▸ **EXERCISE**: Convert every line of the items into a JSON list of strings, one string per line, leaving out blank lines.

▸ **DATA LINES**:
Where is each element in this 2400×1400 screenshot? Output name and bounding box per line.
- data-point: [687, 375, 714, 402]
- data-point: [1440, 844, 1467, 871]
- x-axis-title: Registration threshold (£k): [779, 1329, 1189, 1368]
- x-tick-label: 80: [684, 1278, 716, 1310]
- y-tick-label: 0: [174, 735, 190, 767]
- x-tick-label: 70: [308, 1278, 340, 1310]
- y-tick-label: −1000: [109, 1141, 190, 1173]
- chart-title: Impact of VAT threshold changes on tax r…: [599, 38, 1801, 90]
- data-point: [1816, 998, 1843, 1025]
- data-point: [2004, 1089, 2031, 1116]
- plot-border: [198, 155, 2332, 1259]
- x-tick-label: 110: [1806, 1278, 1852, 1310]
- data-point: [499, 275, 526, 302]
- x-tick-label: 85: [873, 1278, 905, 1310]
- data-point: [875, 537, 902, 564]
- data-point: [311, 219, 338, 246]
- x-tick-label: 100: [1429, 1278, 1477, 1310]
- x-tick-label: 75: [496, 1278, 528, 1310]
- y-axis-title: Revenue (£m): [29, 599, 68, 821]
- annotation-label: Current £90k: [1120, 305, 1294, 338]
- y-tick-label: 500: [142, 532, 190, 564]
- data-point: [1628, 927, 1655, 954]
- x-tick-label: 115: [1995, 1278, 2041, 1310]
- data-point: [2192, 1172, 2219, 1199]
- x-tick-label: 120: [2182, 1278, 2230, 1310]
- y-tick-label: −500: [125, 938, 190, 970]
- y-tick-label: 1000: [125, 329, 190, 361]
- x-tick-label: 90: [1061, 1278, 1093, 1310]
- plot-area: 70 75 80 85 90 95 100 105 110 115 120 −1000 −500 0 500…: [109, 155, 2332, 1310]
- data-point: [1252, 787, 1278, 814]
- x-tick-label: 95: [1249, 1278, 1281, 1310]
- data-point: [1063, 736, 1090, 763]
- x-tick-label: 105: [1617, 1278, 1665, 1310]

▸ **FULL OUTPUT**:
[
  "Where is each element in this 2400×1400 screenshot? Output name and bounding box per line.",
  "- data-point: [687, 375, 714, 402]",
  "- data-point: [1440, 844, 1467, 871]",
  "- x-axis-title: Registration threshold (£k): [779, 1329, 1189, 1368]",
  "- x-tick-label: 80: [684, 1278, 716, 1310]",
  "- y-tick-label: 0: [174, 735, 190, 767]",
  "- x-tick-label: 70: [308, 1278, 340, 1310]",
  "- y-tick-label: −1000: [109, 1141, 190, 1173]",
  "- chart-title: Impact of VAT threshold changes on tax r…: [599, 38, 1801, 90]",
  "- data-point: [1816, 998, 1843, 1025]",
  "- data-point: [2004, 1089, 2031, 1116]",
  "- plot-border: [198, 155, 2332, 1259]",
  "- x-tick-label: 110: [1806, 1278, 1852, 1310]",
  "- data-point: [499, 275, 526, 302]",
  "- x-tick-label: 85: [873, 1278, 905, 1310]",
  "- data-point: [875, 537, 902, 564]",
  "- data-point: [311, 219, 338, 246]",
  "- x-tick-label: 100: [1429, 1278, 1477, 1310]",
  "- x-tick-label: 75: [496, 1278, 528, 1310]",
  "- y-axis-title: Revenue (£m): [29, 599, 68, 821]",
  "- annotation-label: Current £90k: [1120, 305, 1294, 338]",
  "- y-tick-label: 500: [142, 532, 190, 564]",
  "- data-point: [1628, 927, 1655, 954]",
  "- x-tick-label: 115: [1995, 1278, 2041, 1310]",
  "- data-point: [2192, 1172, 2219, 1199]",
  "- x-tick-label: 120: [2182, 1278, 2230, 1310]",
  "- y-tick-label: −500: [125, 938, 190, 970]",
  "- y-tick-label: 1000: [125, 329, 190, 361]",
  "- x-tick-label: 90: [1061, 1278, 1093, 1310]",
  "- plot-area: 70 75 80 85 90 95 100 105 110 115 120 −1000 −500 0 500…: [109, 155, 2332, 1310]",
  "- data-point: [1252, 787, 1278, 814]",
  "- x-tick-label: 95: [1249, 1278, 1281, 1310]",
  "- data-point: [1063, 736, 1090, 763]",
  "- x-tick-label: 105: [1617, 1278, 1665, 1310]"
]